Figure contents as structured data
***

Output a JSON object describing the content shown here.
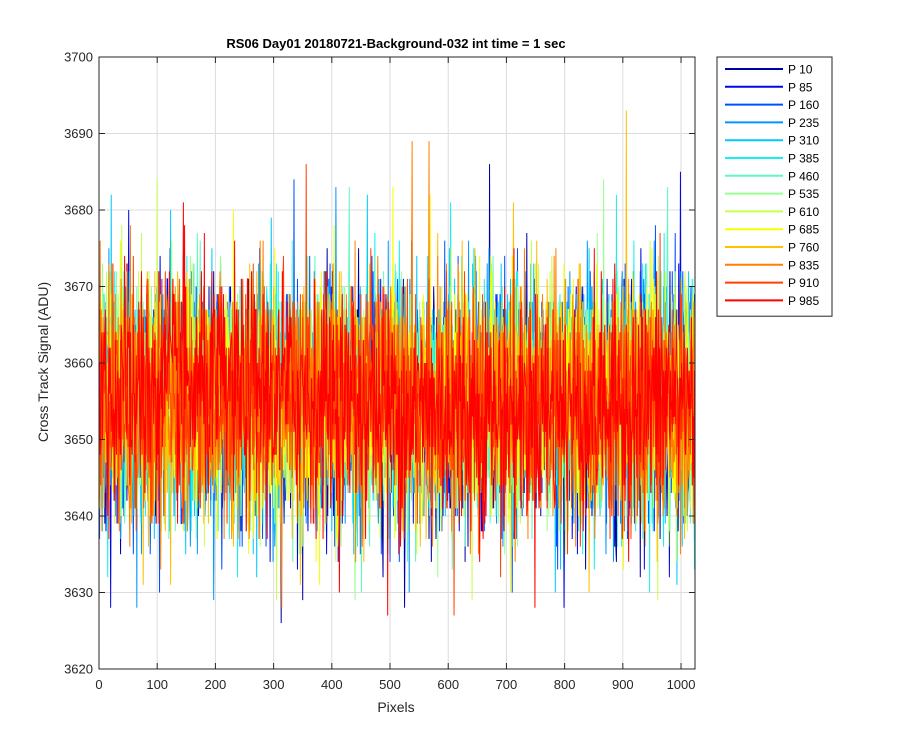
{
  "chart_data": {
    "type": "line",
    "title": "RS06 Day01 20180721-Background-032 int time = 1 sec",
    "xlabel": "Pixels",
    "ylabel": "Cross Track Signal (ADU)",
    "xlim": [
      0,
      1024
    ],
    "ylim": [
      3620,
      3700
    ],
    "xticks": [
      0,
      100,
      200,
      300,
      400,
      500,
      600,
      700,
      800,
      900,
      1000
    ],
    "yticks": [
      3620,
      3630,
      3640,
      3650,
      3660,
      3670,
      3680,
      3690,
      3700
    ],
    "grid": true,
    "legend_location": "outside-top-right",
    "n_points": 1024,
    "noise_description": "dense noisy traces, mean about 3655 ADU, std about 8 ADU",
    "series": [
      {
        "name": "P 10",
        "color": "#0000a8",
        "mean": 3654.0,
        "min": 3626,
        "max": 3686
      },
      {
        "name": "P 85",
        "color": "#0008e8",
        "mean": 3654.5,
        "min": 3628,
        "max": 3685
      },
      {
        "name": "P 160",
        "color": "#0050ff",
        "mean": 3655.0,
        "min": 3630,
        "max": 3684
      },
      {
        "name": "P 235",
        "color": "#0098ff",
        "mean": 3655.0,
        "min": 3628,
        "max": 3683
      },
      {
        "name": "P 310",
        "color": "#00c8ff",
        "mean": 3655.0,
        "min": 3630,
        "max": 3682
      },
      {
        "name": "P 385",
        "color": "#18f0f0",
        "mean": 3655.0,
        "min": 3630,
        "max": 3682
      },
      {
        "name": "P 460",
        "color": "#60f8c0",
        "mean": 3655.0,
        "min": 3630,
        "max": 3683
      },
      {
        "name": "P 535",
        "color": "#98ff90",
        "mean": 3655.0,
        "min": 3629,
        "max": 3684
      },
      {
        "name": "P 610",
        "color": "#c8ff50",
        "mean": 3655.0,
        "min": 3629,
        "max": 3684
      },
      {
        "name": "P 685",
        "color": "#f8ff00",
        "mean": 3655.0,
        "min": 3630,
        "max": 3683
      },
      {
        "name": "P 760",
        "color": "#ffc000",
        "mean": 3655.0,
        "min": 3630,
        "max": 3693
      },
      {
        "name": "P 835",
        "color": "#ff8000",
        "mean": 3655.0,
        "min": 3628,
        "max": 3689
      },
      {
        "name": "P 910",
        "color": "#ff4000",
        "mean": 3655.0,
        "min": 3627,
        "max": 3686
      },
      {
        "name": "P 985",
        "color": "#ff0000",
        "mean": 3655.0,
        "min": 3627,
        "max": 3681
      }
    ]
  }
}
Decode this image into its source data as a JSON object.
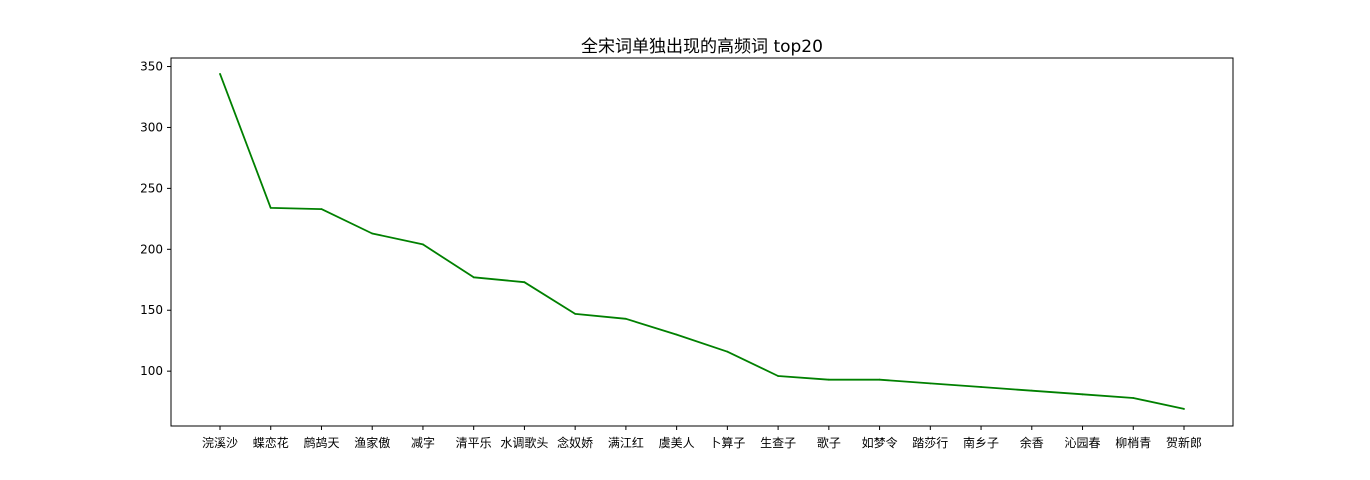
{
  "chart_data": {
    "type": "line",
    "title": "全宋词单独出现的高频词 top20",
    "xlabel": "",
    "ylabel": "",
    "categories": [
      "浣溪沙",
      "蝶恋花",
      "鹧鸪天",
      "渔家傲",
      "减字",
      "清平乐",
      "水调歌头",
      "念奴娇",
      "满江红",
      "虞美人",
      "卜算子",
      "生查子",
      "歌子",
      "如梦令",
      "踏莎行",
      "南乡子",
      "余香",
      "沁园春",
      "柳梢青",
      "贺新郎"
    ],
    "series": [
      {
        "values": [
          344,
          234,
          233,
          213,
          204,
          177,
          173,
          147,
          143,
          130,
          116,
          96,
          93,
          93,
          90,
          87,
          84,
          81,
          78,
          69
        ]
      }
    ],
    "ylim": [
      55,
      357
    ],
    "yticks": [
      100,
      150,
      200,
      250,
      300,
      350
    ],
    "grid": false,
    "line_color": "#008000"
  }
}
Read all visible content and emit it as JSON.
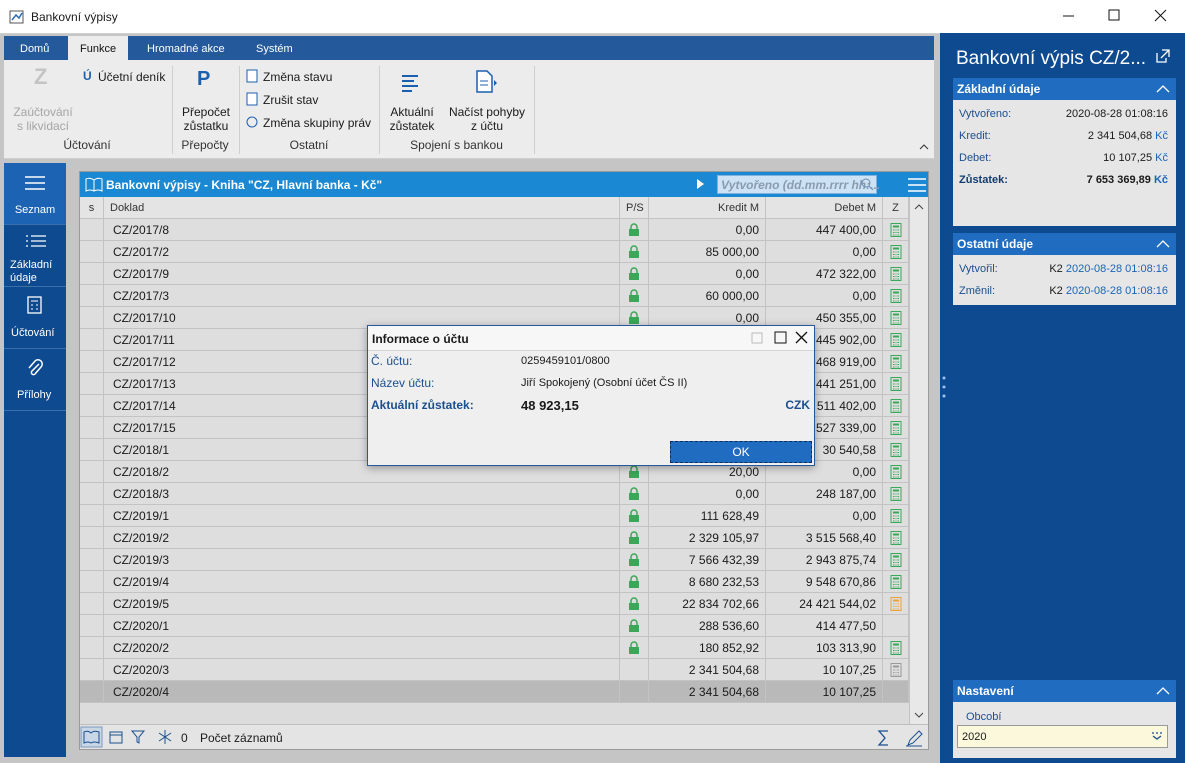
{
  "window": {
    "title": "Bankovní výpisy"
  },
  "ribbon": {
    "tabs": [
      "Domů",
      "Funkce",
      "Hromadné akce",
      "Systém"
    ],
    "active_tab": 1,
    "groups": [
      {
        "label": "Účtování",
        "items": [
          "Zaúčtování\ns likvidací",
          "Účetní deník"
        ]
      },
      {
        "label": "Přepočty",
        "items": [
          "Přepočet\nzůstatku"
        ]
      },
      {
        "label": "Ostatní",
        "items": [
          "Změna stavu",
          "Zrušit stav",
          "Změna skupiny práv"
        ]
      },
      {
        "label": "Spojení s bankou",
        "items": [
          "Aktuální\nzůstatek",
          "Načíst pohyby\nz účtu"
        ]
      }
    ]
  },
  "sidebar": {
    "items": [
      "Seznam",
      "Základní\núdaje",
      "Účtování",
      "Přílohy"
    ],
    "active": 0
  },
  "grid": {
    "title": "Bankovní výpisy - Kniha \"CZ, Hlavní banka - Kč\"",
    "search_placeholder": "Vytvořeno (dd.mm.rrrr hh:...",
    "columns": [
      "s",
      "Doklad",
      "P/S",
      "Kredit M",
      "Debet M",
      "Z"
    ],
    "selected_row": 21,
    "rows": [
      {
        "doklad": "CZ/2017/8",
        "kredit": "0,00",
        "debet": "447 400,00",
        "locked": true,
        "calc": "green"
      },
      {
        "doklad": "CZ/2017/2",
        "kredit": "85 000,00",
        "debet": "0,00",
        "locked": true,
        "calc": "green"
      },
      {
        "doklad": "CZ/2017/9",
        "kredit": "0,00",
        "debet": "472 322,00",
        "locked": true,
        "calc": "green"
      },
      {
        "doklad": "CZ/2017/3",
        "kredit": "60 000,00",
        "debet": "0,00",
        "locked": true,
        "calc": "green"
      },
      {
        "doklad": "CZ/2017/10",
        "kredit": "0,00",
        "debet": "450 355,00",
        "locked": true,
        "calc": "green"
      },
      {
        "doklad": "CZ/2017/11",
        "kredit": null,
        "debet": "445 902,00",
        "locked": true,
        "calc": "green"
      },
      {
        "doklad": "CZ/2017/12",
        "kredit": null,
        "debet": "468 919,00",
        "locked": true,
        "calc": "green"
      },
      {
        "doklad": "CZ/2017/13",
        "kredit": null,
        "debet": "441 251,00",
        "locked": true,
        "calc": "green"
      },
      {
        "doklad": "CZ/2017/14",
        "kredit": null,
        "debet": "511 402,00",
        "locked": true,
        "calc": "green"
      },
      {
        "doklad": "CZ/2017/15",
        "kredit": null,
        "debet": "527 339,00",
        "locked": true,
        "calc": "green"
      },
      {
        "doklad": "CZ/2018/1",
        "kredit": null,
        "debet": "30 540,58",
        "locked": true,
        "calc": "green"
      },
      {
        "doklad": "CZ/2018/2",
        "kredit": "20,00",
        "debet": "0,00",
        "locked": true,
        "calc": "green"
      },
      {
        "doklad": "CZ/2018/3",
        "kredit": "0,00",
        "debet": "248 187,00",
        "locked": true,
        "calc": "green"
      },
      {
        "doklad": "CZ/2019/1",
        "kredit": "111 628,49",
        "debet": "0,00",
        "locked": true,
        "calc": "green"
      },
      {
        "doklad": "CZ/2019/2",
        "kredit": "2 329 105,97",
        "debet": "3 515 568,40",
        "locked": true,
        "calc": "green"
      },
      {
        "doklad": "CZ/2019/3",
        "kredit": "7 566 432,39",
        "debet": "2 943 875,74",
        "locked": true,
        "calc": "green"
      },
      {
        "doklad": "CZ/2019/4",
        "kredit": "8 680 232,53",
        "debet": "9 548 670,86",
        "locked": true,
        "calc": "green"
      },
      {
        "doklad": "CZ/2019/5",
        "kredit": "22 834 702,66",
        "debet": "24 421 544,02",
        "locked": true,
        "calc": "orange"
      },
      {
        "doklad": "CZ/2020/1",
        "kredit": "288 536,60",
        "debet": "414 477,50",
        "locked": true,
        "calc": null
      },
      {
        "doklad": "CZ/2020/2",
        "kredit": "180 852,92",
        "debet": "103 313,90",
        "locked": true,
        "calc": "green"
      },
      {
        "doklad": "CZ/2020/3",
        "kredit": "2 341 504,68",
        "debet": "10 107,25",
        "locked": false,
        "calc": "gray"
      },
      {
        "doklad": "CZ/2020/4",
        "kredit": "2 341 504,68",
        "debet": "10 107,25",
        "locked": false,
        "calc": null
      }
    ],
    "footer": {
      "filter_count": "0",
      "record_count_label": "Počet záznamů"
    }
  },
  "dialog": {
    "title": "Informace o účtu",
    "fields": [
      {
        "label": "Č. účtu:",
        "value": "0259459101/0800"
      },
      {
        "label": "Název účtu:",
        "value": "Jiří Spokojený (Osobní účet ČS II)"
      },
      {
        "label": "Aktuální zůstatek:",
        "value": "48 923,15",
        "currency": "CZK"
      }
    ],
    "button": "OK"
  },
  "detail": {
    "title": "Bankovní výpis CZ/2...",
    "sections": [
      {
        "title": "Základní údaje",
        "fields": [
          {
            "label": "Vytvořeno:",
            "value": "2020-08-28 01:08:16"
          },
          {
            "label": "Kredit:",
            "value": "2 341 504,68",
            "unit": "Kč"
          },
          {
            "label": "Debet:",
            "value": "10 107,25",
            "unit": "Kč"
          },
          {
            "label": "Zůstatek:",
            "value": "7 653 369,89",
            "unit": "Kč"
          }
        ]
      },
      {
        "title": "Ostatní údaje",
        "fields": [
          {
            "label": "Vytvořil:",
            "user": "K2",
            "value": "2020-08-28 01:08:16"
          },
          {
            "label": "Změnil:",
            "user": "K2",
            "value": "2020-08-28 01:08:16"
          }
        ]
      },
      {
        "title": "Nastavení",
        "fields": [
          {
            "label": "Obcobí",
            "value": "2020"
          }
        ]
      }
    ]
  }
}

***

**WHAT THIS TASK INVOLVES:** Copy every line of the listing that includes the string "ylabel".

**SOLUTION TO THE PROBLEM:**
    "ylabel": "Cross Track Signal (ADU)",
    "ylabel": "",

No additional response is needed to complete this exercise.